-- Stated goal --
State how many lines contain "with", and write nothing except that count.

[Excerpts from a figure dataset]
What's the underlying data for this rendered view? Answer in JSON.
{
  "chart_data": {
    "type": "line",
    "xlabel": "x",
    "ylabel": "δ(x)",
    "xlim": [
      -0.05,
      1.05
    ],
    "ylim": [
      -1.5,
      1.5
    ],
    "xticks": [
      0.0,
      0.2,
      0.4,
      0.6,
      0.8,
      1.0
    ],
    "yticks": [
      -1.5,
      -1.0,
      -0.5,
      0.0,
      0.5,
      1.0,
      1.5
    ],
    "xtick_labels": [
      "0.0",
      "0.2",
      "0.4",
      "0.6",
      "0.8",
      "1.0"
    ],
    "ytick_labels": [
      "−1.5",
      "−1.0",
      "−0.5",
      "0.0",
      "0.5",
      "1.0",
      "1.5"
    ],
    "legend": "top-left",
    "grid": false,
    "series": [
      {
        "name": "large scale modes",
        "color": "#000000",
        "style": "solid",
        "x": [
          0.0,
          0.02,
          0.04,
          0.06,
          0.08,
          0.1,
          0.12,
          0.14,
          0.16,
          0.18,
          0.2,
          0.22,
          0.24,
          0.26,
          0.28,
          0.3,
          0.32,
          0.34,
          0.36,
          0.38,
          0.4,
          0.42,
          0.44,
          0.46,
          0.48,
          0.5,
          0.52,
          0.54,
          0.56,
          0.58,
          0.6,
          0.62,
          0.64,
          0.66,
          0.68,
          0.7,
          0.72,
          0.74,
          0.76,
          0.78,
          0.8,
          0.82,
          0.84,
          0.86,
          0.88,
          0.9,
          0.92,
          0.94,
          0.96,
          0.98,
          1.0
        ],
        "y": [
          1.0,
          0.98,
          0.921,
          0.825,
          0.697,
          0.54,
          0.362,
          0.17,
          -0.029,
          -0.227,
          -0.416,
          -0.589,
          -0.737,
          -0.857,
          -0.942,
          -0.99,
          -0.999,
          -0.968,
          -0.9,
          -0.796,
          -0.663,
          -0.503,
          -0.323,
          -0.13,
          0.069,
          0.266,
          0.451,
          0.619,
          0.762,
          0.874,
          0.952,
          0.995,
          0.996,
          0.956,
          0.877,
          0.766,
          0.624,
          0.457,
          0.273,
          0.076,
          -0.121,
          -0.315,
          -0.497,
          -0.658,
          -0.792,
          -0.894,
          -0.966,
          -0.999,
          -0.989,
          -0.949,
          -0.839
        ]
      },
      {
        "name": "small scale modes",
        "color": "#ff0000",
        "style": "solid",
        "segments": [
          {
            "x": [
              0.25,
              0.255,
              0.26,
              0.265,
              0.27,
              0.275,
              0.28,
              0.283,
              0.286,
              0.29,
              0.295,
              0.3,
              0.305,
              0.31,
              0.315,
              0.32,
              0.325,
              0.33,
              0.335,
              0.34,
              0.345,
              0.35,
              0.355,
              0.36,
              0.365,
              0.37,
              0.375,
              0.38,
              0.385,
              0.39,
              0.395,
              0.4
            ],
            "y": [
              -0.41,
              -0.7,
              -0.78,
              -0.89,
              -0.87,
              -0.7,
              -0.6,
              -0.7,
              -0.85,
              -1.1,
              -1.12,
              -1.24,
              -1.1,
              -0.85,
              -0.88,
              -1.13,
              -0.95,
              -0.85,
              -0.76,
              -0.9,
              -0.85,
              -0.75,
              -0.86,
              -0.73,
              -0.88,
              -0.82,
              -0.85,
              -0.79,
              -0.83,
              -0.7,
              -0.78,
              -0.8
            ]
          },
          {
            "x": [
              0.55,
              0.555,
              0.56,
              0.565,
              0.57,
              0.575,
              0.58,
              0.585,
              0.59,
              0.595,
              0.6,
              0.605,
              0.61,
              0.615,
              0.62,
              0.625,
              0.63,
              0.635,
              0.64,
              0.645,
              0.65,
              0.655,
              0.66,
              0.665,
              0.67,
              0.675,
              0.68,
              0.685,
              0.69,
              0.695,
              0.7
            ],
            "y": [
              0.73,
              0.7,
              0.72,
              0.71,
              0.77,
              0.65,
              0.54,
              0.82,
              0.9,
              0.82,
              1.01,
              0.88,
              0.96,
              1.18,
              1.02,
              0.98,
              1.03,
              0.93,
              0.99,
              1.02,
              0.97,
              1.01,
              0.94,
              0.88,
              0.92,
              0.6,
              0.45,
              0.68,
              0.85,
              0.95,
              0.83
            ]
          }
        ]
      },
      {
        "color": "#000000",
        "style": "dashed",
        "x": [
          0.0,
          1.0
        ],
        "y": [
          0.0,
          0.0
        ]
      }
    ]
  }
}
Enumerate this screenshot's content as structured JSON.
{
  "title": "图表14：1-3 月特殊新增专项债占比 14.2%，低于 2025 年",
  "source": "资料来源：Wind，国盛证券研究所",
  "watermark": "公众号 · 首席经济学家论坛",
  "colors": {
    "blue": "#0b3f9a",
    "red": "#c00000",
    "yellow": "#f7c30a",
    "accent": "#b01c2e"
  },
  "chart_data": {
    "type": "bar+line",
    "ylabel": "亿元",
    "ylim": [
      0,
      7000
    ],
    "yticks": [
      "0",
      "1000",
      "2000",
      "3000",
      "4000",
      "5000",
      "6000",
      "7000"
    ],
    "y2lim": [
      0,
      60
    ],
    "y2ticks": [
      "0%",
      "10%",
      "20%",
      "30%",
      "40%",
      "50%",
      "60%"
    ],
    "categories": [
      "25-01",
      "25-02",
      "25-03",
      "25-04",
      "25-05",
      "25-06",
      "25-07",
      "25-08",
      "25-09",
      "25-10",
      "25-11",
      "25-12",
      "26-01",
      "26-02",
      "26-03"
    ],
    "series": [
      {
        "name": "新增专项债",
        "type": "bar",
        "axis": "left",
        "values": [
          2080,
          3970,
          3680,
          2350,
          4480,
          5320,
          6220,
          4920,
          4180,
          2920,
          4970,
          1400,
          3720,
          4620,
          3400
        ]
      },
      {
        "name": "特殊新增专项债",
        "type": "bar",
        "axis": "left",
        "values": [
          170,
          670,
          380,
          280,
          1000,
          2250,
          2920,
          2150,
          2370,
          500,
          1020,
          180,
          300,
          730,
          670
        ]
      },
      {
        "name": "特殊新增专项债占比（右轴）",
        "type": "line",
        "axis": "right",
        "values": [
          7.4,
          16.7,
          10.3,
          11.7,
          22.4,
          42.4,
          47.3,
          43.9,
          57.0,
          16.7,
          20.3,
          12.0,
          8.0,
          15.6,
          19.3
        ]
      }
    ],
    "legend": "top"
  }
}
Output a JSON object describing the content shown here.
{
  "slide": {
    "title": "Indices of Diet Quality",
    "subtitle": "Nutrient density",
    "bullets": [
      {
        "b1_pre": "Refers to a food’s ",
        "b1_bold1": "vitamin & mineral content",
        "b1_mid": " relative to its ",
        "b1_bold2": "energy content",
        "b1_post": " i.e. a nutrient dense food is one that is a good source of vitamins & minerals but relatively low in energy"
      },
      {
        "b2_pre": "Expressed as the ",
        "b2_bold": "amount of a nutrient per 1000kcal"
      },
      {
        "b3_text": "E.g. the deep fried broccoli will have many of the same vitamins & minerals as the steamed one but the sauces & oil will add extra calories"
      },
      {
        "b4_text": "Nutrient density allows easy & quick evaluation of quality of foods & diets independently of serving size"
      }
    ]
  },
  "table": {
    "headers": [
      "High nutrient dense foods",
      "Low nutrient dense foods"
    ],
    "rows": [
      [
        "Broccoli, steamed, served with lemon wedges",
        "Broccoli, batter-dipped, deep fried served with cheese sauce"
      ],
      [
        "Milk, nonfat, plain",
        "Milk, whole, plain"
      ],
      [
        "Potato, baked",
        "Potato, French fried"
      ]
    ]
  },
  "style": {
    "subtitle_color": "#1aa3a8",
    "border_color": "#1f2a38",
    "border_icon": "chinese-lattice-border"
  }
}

-- Reply --
2